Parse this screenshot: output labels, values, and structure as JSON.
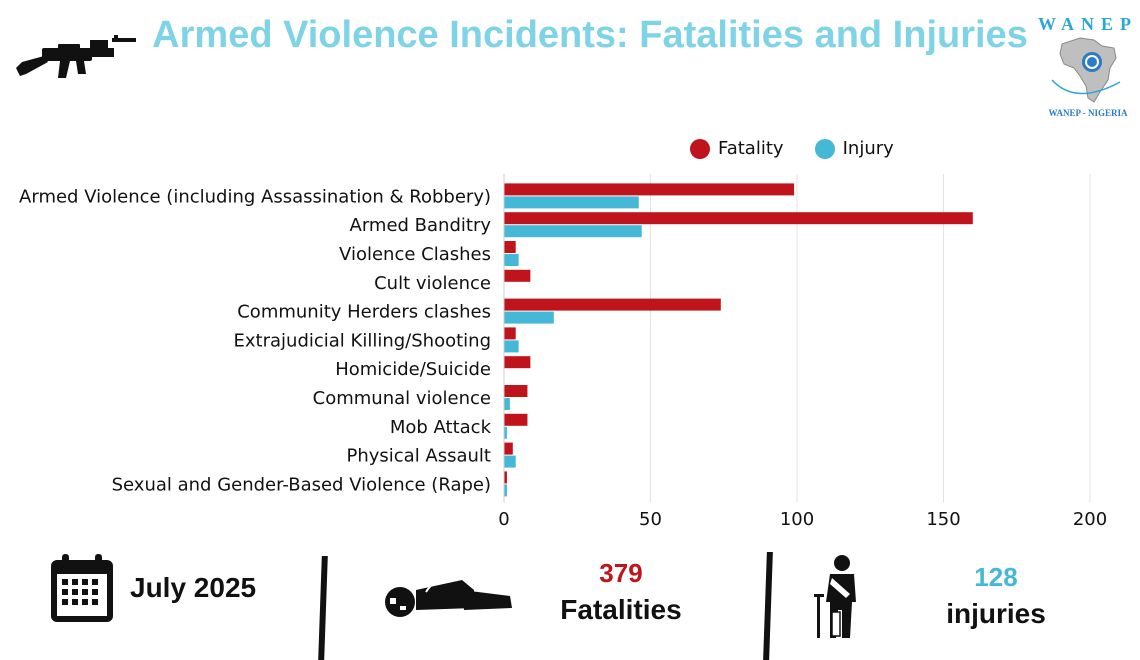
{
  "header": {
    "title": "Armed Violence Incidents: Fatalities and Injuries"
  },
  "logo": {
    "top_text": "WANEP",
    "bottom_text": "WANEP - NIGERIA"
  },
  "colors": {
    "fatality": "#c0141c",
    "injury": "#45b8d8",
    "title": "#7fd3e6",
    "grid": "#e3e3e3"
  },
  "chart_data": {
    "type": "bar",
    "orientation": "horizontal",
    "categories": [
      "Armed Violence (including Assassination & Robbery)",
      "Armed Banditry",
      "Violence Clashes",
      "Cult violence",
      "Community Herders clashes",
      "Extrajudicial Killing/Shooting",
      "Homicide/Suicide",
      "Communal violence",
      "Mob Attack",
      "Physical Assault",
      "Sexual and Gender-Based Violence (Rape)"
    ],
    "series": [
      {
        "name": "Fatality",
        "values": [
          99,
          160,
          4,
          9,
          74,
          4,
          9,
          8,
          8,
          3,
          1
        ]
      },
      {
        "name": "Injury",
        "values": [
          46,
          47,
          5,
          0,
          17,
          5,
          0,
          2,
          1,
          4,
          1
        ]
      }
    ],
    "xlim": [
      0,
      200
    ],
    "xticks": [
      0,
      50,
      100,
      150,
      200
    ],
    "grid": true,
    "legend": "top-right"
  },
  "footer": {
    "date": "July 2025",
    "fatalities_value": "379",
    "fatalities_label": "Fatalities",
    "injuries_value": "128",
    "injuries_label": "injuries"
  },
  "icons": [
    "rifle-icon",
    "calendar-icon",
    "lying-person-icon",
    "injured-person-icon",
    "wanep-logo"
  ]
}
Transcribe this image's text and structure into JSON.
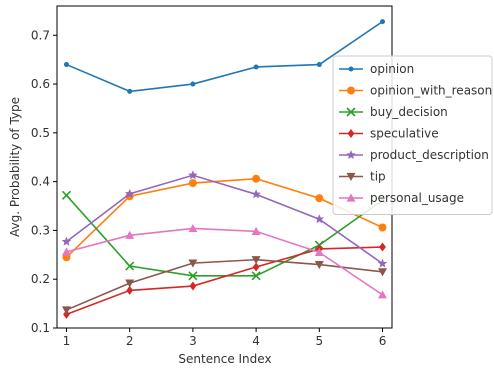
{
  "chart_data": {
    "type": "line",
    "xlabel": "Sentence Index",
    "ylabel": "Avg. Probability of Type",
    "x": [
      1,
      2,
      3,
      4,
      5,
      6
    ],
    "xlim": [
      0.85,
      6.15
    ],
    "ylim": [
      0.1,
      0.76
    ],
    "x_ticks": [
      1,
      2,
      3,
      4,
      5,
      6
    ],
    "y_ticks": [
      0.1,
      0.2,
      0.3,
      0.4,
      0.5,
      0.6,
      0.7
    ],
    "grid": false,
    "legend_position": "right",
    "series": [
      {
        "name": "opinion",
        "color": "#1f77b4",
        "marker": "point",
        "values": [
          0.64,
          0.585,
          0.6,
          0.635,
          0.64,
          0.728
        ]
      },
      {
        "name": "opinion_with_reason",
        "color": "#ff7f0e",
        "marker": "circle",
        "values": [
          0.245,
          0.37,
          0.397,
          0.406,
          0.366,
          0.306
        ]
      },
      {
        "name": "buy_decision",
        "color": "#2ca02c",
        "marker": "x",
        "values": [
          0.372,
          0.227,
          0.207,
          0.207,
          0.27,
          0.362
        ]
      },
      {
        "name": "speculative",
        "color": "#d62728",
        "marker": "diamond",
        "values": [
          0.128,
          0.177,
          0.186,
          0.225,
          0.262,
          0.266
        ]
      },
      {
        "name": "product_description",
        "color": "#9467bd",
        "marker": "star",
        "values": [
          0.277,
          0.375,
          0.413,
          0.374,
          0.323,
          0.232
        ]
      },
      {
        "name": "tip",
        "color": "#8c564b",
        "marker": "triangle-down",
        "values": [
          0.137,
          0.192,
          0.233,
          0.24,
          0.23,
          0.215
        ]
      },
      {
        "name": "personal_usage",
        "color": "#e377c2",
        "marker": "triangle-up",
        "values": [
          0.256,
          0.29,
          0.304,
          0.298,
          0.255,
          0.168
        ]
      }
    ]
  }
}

PROBLEM DETAILS:
In the entries above, locate every line with the word "name" and copy it.

REPLY:
        "name": "Fatality",
        "name": "Injury",
        "name": "opinion",
        "name": "opinion_with_reason",
        "name": "buy_decision",
        "name": "speculative",
        "name": "product_description",
        "name": "tip",
        "name": "personal_usage",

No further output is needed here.